> Given request
Restate the full set of records exactly, without adding or dropping a word.

***

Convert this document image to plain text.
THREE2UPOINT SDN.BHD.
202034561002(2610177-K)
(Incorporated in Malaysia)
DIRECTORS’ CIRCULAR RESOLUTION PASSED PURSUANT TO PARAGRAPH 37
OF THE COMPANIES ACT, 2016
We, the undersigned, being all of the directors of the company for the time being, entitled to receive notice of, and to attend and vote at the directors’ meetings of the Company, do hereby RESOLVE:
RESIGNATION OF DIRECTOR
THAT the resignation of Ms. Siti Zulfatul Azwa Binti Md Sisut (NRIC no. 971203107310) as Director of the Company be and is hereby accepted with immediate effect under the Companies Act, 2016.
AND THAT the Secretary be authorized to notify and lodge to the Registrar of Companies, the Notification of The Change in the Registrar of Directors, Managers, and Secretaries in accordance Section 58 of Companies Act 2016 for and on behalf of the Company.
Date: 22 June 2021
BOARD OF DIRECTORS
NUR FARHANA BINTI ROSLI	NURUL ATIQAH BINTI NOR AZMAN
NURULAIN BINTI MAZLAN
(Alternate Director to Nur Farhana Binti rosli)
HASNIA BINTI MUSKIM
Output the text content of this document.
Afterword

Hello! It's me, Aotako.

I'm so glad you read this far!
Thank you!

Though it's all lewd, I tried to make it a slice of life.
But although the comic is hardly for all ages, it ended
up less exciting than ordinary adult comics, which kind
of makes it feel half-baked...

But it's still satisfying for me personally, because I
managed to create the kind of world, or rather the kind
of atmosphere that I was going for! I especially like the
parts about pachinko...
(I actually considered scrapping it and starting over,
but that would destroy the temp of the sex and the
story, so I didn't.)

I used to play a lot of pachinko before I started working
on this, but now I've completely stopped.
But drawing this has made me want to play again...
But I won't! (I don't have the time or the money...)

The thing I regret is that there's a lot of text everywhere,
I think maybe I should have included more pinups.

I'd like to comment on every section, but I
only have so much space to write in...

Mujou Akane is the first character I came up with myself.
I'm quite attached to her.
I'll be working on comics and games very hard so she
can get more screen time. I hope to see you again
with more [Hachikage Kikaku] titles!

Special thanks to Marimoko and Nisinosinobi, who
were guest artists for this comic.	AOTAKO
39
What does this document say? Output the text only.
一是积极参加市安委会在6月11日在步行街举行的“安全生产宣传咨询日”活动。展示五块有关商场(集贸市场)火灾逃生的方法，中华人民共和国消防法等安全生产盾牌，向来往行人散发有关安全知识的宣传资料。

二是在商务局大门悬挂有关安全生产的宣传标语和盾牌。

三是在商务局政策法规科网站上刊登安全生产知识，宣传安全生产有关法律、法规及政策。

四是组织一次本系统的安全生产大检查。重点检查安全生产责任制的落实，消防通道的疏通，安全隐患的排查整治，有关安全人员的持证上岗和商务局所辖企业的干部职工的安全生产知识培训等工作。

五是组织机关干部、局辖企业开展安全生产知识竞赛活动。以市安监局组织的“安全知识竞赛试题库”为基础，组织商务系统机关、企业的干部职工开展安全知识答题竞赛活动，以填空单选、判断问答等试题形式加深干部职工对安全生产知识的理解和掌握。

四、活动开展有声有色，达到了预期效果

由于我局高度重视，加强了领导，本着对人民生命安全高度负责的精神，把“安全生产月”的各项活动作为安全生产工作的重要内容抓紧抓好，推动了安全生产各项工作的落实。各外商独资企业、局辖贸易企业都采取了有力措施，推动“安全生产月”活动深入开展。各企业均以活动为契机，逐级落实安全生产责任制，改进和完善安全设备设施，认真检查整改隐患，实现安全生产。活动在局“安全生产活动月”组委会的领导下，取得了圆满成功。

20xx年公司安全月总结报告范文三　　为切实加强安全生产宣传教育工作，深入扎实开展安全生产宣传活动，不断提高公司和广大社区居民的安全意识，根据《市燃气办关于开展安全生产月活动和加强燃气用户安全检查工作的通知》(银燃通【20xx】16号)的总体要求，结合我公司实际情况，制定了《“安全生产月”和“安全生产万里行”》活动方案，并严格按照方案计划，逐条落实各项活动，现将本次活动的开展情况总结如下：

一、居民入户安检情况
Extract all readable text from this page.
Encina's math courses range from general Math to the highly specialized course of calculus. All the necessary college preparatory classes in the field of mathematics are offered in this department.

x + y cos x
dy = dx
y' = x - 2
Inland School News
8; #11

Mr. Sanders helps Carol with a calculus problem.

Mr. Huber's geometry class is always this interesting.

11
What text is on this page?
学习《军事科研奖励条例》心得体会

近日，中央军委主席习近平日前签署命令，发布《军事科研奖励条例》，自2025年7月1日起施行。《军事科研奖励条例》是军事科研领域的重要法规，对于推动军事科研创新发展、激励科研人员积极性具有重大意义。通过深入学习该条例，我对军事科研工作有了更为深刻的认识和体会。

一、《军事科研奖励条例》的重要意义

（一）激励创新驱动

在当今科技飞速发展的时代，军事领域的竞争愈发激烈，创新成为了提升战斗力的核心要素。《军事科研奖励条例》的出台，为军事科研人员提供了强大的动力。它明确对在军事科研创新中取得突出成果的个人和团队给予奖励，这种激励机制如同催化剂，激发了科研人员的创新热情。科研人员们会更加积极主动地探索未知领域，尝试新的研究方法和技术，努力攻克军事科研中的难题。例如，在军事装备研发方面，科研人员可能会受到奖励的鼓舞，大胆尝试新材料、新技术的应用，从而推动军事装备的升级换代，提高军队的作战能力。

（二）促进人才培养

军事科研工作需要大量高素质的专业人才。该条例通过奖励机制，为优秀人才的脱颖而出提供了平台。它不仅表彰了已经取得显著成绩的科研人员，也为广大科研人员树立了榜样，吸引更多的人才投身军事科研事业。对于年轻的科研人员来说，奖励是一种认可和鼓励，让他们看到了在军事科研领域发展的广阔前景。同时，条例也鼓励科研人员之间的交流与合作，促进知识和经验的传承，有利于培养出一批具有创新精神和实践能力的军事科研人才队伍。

***

> Exercise answer
Convert this document image to plain text.
THREE2UPOINT SDN.BHD.
202034561002(2610177-K)
(Incorporated in Malaysia)
DIRECTORS’ CIRCULAR RESOLUTION PASSED PURSUANT TO PARAGRAPH 37
OF THE COMPANIES ACT, 2016
We, the undersigned, being all of the directors of the company for the time being, entitled to receive notice of, and to attend and vote at the directors’ meetings of the Company, do hereby RESOLVE:
RESIGNATION OF DIRECTOR
THAT the resignation of Ms. Siti Zulfatul Azwa Binti Md Sisut (NRIC no. 971203107310) as Director of the Company be and is hereby accepted with immediate effect under the Companies Act, 2016.
AND THAT the Secretary be authorized to notify and lodge to the Registrar of Companies, the Notification of The Change in the Registrar of Directors, Managers, and Secretaries in accordance Section 58 of Companies Act 2016 for and on behalf of the Company.
Date: 22 June 2021
BOARD OF DIRECTORS
NUR FARHANA BINTI ROSLI	NURUL ATIQAH BINTI NOR AZMAN
NURULAIN BINTI MAZLAN
(Alternate Director to Nur Farhana Binti rosli)
HASNIA BINTI MUSKIM
Output the text content of this document.
Afterword

Hello! It's me, Aotako.

I'm so glad you read this far!
Thank you!

Though it's all lewd, I tried to make it a slice of life.
But although the comic is hardly for all ages, it ended
up less exciting than ordinary adult comics, which kind
of makes it feel half-baked...

But it's still satisfying for me personally, because I
managed to create the kind of world, or rather the kind
of atmosphere that I was going for! I especially like the
parts about pachinko...
(I actually considered scrapping it and starting over,
but that would destroy the temp of the sex and the
story, so I didn't.)

I used to play a lot of pachinko before I started working
on this, but now I've completely stopped.
But drawing this has made me want to play again...
But I won't! (I don't have the time or the money...)

The thing I regret is that there's a lot of text everywhere,
I think maybe I should have included more pinups.

I'd like to comment on every section, but I
only have so much space to write in...

Mujou Akane is the first character I came up with myself.
I'm quite attached to her.
I'll be working on comics and games very hard so she
can get more screen time. I hope to see you again
with more [Hachikage Kikaku] titles!

Special thanks to Marimoko and Nisinosinobi, who
were guest artists for this comic.	AOTAKO
39
What does this document say? Output the text only.
一是积极参加市安委会在6月11日在步行街举行的“安全生产宣传咨询日”活动。展示五块有关商场(集贸市场)火灾逃生的方法，中华人民共和国消防法等安全生产盾牌，向来往行人散发有关安全知识的宣传资料。

二是在商务局大门悬挂有关安全生产的宣传标语和盾牌。

三是在商务局政策法规科网站上刊登安全生产知识，宣传安全生产有关法律、法规及政策。

四是组织一次本系统的安全生产大检查。重点检查安全生产责任制的落实，消防通道的疏通，安全隐患的排查整治，有关安全人员的持证上岗和商务局所辖企业的干部职工的安全生产知识培训等工作。

五是组织机关干部、局辖企业开展安全生产知识竞赛活动。以市安监局组织的“安全知识竞赛试题库”为基础，组织商务系统机关、企业的干部职工开展安全知识答题竞赛活动，以填空单选、判断问答等试题形式加深干部职工对安全生产知识的理解和掌握。

四、活动开展有声有色，达到了预期效果

由于我局高度重视，加强了领导，本着对人民生命安全高度负责的精神，把“安全生产月”的各项活动作为安全生产工作的重要内容抓紧抓好，推动了安全生产各项工作的落实。各外商独资企业、局辖贸易企业都采取了有力措施，推动“安全生产月”活动深入开展。各企业均以活动为契机，逐级落实安全生产责任制，改进和完善安全设备设施，认真检查整改隐患，实现安全生产。活动在局“安全生产活动月”组委会的领导下，取得了圆满成功。

20xx年公司安全月总结报告范文三　　为切实加强安全生产宣传教育工作，深入扎实开展安全生产宣传活动，不断提高公司和广大社区居民的安全意识，根据《市燃气办关于开展安全生产月活动和加强燃气用户安全检查工作的通知》(银燃通【20xx】16号)的总体要求，结合我公司实际情况，制定了《“安全生产月”和“安全生产万里行”》活动方案，并严格按照方案计划，逐条落实各项活动，现将本次活动的开展情况总结如下：

一、居民入户安检情况
Extract all readable text from this page.
Encina's math courses range from general Math to the highly specialized course of calculus. All the necessary college preparatory classes in the field of mathematics are offered in this department.

x + y cos x
dy = dx
y' = x - 2
Inland School News
8; #11

Mr. Sanders helps Carol with a calculus problem.

Mr. Huber's geometry class is always this interesting.

11
What text is on this page?
学习《军事科研奖励条例》心得体会

近日，中央军委主席习近平日前签署命令，发布《军事科研奖励条例》，自2025年7月1日起施行。《军事科研奖励条例》是军事科研领域的重要法规，对于推动军事科研创新发展、激励科研人员积极性具有重大意义。通过深入学习该条例，我对军事科研工作有了更为深刻的认识和体会。

一、《军事科研奖励条例》的重要意义

（一）激励创新驱动

在当今科技飞速发展的时代，军事领域的竞争愈发激烈，创新成为了提升战斗力的核心要素。《军事科研奖励条例》的出台，为军事科研人员提供了强大的动力。它明确对在军事科研创新中取得突出成果的个人和团队给予奖励，这种激励机制如同催化剂，激发了科研人员的创新热情。科研人员们会更加积极主动地探索未知领域，尝试新的研究方法和技术，努力攻克军事科研中的难题。例如，在军事装备研发方面，科研人员可能会受到奖励的鼓舞，大胆尝试新材料、新技术的应用，从而推动军事装备的升级换代，提高军队的作战能力。

（二）促进人才培养

军事科研工作需要大量高素质的专业人才。该条例通过奖励机制，为优秀人才的脱颖而出提供了平台。它不仅表彰了已经取得显著成绩的科研人员，也为广大科研人员树立了榜样，吸引更多的人才投身军事科研事业。对于年轻的科研人员来说，奖励是一种认可和鼓励，让他们看到了在军事科研领域发展的广阔前景。同时，条例也鼓励科研人员之间的交流与合作，促进知识和经验的传承，有利于培养出一批具有创新精神和实践能力的军事科研人才队伍。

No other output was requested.